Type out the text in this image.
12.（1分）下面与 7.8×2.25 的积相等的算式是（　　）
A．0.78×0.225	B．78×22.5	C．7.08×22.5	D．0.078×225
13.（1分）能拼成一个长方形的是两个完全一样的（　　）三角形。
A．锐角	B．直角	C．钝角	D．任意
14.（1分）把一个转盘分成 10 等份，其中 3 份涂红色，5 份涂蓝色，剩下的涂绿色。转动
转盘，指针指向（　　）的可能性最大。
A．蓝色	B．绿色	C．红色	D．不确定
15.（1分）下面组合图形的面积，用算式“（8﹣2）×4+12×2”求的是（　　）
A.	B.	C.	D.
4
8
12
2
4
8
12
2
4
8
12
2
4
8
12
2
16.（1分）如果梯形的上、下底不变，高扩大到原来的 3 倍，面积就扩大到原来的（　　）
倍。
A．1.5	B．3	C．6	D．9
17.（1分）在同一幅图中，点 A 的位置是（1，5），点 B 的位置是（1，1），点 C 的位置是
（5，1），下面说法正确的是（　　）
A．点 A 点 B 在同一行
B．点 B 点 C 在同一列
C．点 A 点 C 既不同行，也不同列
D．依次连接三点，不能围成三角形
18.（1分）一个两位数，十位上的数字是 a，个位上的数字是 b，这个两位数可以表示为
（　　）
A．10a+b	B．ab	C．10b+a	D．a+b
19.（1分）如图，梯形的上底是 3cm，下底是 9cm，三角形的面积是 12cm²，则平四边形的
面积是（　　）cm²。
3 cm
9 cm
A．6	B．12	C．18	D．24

◆ **Problem to work on**:
Write the material out exactly, with nothing left out.

◆ **Solution for this problem**:
Type out the text in this image.
12.（1分）下面与 7.8×2.25 的积相等的算式是（　　）
A．0.78×0.225	B．78×22.5	C．7.08×22.5	D．0.078×225
13.（1分）能拼成一个长方形的是两个完全一样的（　　）三角形。
A．锐角	B．直角	C．钝角	D．任意
14.（1分）把一个转盘分成 10 等份，其中 3 份涂红色，5 份涂蓝色，剩下的涂绿色。转动
转盘，指针指向（　　）的可能性最大。
A．蓝色	B．绿色	C．红色	D．不确定
15.（1分）下面组合图形的面积，用算式“（8﹣2）×4+12×2”求的是（　　）
A.	B.	C.	D.
4
8
12
2
4
8
12
2
4
8
12
2
4
8
12
2
16.（1分）如果梯形的上、下底不变，高扩大到原来的 3 倍，面积就扩大到原来的（　　）
倍。
A．1.5	B．3	C．6	D．9
17.（1分）在同一幅图中，点 A 的位置是（1，5），点 B 的位置是（1，1），点 C 的位置是
（5，1），下面说法正确的是（　　）
A．点 A 点 B 在同一行
B．点 B 点 C 在同一列
C．点 A 点 C 既不同行，也不同列
D．依次连接三点，不能围成三角形
18.（1分）一个两位数，十位上的数字是 a，个位上的数字是 b，这个两位数可以表示为
（　　）
A．10a+b	B．ab	C．10b+a	D．a+b
19.（1分）如图，梯形的上底是 3cm，下底是 9cm，三角形的面积是 12cm²，则平四边形的
面积是（　　）cm²。
3 cm
9 cm
A．6	B．12	C．18	D．24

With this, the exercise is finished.